-- BEGIN Available records --

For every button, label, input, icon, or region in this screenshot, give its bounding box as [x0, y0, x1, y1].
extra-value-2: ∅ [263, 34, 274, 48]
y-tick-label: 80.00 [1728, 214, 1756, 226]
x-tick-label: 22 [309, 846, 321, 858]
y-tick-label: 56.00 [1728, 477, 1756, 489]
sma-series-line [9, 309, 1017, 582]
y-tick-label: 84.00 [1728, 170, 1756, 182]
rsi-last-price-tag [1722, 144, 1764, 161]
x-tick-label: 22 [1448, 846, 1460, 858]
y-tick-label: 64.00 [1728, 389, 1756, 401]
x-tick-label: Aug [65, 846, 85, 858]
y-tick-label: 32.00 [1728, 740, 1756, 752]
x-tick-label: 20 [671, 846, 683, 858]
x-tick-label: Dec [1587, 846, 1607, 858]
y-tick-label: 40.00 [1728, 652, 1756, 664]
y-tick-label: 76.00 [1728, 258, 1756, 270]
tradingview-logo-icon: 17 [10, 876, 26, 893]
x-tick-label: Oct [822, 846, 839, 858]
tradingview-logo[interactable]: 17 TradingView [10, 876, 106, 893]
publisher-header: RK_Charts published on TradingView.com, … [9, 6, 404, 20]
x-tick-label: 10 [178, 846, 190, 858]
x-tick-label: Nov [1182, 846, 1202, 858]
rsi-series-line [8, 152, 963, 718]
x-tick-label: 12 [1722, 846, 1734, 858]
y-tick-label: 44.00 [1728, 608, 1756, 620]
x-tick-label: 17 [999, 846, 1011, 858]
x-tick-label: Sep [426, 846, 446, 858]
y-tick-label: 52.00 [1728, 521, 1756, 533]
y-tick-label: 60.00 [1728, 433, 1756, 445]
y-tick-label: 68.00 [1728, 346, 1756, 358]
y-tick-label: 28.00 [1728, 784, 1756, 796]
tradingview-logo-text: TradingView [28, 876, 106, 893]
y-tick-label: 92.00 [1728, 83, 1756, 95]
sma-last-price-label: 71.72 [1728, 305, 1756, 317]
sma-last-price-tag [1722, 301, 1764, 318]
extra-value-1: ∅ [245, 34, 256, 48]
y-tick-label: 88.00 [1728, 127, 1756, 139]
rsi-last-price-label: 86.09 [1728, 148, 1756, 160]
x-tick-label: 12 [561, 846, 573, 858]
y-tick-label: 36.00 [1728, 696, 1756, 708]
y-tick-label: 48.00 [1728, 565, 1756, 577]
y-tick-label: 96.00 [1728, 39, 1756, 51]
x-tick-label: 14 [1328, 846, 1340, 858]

-- END Available records --

> [Task to carry out]:
Copy every line of the data above word for word, with no changes.

> [Worked answer]:
For every button, label, input, icon, or region in this screenshot, give its bounding box as [x0, y0, x1, y1].
extra-value-2: ∅ [263, 34, 274, 48]
y-tick-label: 80.00 [1728, 214, 1756, 226]
x-tick-label: 22 [309, 846, 321, 858]
y-tick-label: 56.00 [1728, 477, 1756, 489]
sma-series-line [9, 309, 1017, 582]
y-tick-label: 84.00 [1728, 170, 1756, 182]
rsi-last-price-tag [1722, 144, 1764, 161]
x-tick-label: 22 [1448, 846, 1460, 858]
y-tick-label: 64.00 [1728, 389, 1756, 401]
x-tick-label: Aug [65, 846, 85, 858]
y-tick-label: 32.00 [1728, 740, 1756, 752]
x-tick-label: 20 [671, 846, 683, 858]
x-tick-label: Dec [1587, 846, 1607, 858]
y-tick-label: 40.00 [1728, 652, 1756, 664]
y-tick-label: 76.00 [1728, 258, 1756, 270]
tradingview-logo-icon: 17 [10, 876, 26, 893]
x-tick-label: Oct [822, 846, 839, 858]
tradingview-logo[interactable]: 17 TradingView [10, 876, 106, 893]
publisher-header: RK_Charts published on TradingView.com, … [9, 6, 404, 20]
x-tick-label: 10 [178, 846, 190, 858]
x-tick-label: Nov [1182, 846, 1202, 858]
rsi-series-line [8, 152, 963, 718]
x-tick-label: 12 [1722, 846, 1734, 858]
y-tick-label: 44.00 [1728, 608, 1756, 620]
x-tick-label: 17 [999, 846, 1011, 858]
x-tick-label: Sep [426, 846, 446, 858]
y-tick-label: 52.00 [1728, 521, 1756, 533]
y-tick-label: 60.00 [1728, 433, 1756, 445]
y-tick-label: 68.00 [1728, 346, 1756, 358]
y-tick-label: 28.00 [1728, 784, 1756, 796]
tradingview-logo-text: TradingView [28, 876, 106, 893]
y-tick-label: 92.00 [1728, 83, 1756, 95]
sma-last-price-label: 71.72 [1728, 305, 1756, 317]
sma-last-price-tag [1722, 301, 1764, 318]
extra-value-1: ∅ [245, 34, 256, 48]
y-tick-label: 88.00 [1728, 127, 1756, 139]
rsi-last-price-label: 86.09 [1728, 148, 1756, 160]
x-tick-label: 12 [561, 846, 573, 858]
y-tick-label: 36.00 [1728, 696, 1756, 708]
y-tick-label: 48.00 [1728, 565, 1756, 577]
y-tick-label: 96.00 [1728, 39, 1756, 51]
x-tick-label: 14 [1328, 846, 1340, 858]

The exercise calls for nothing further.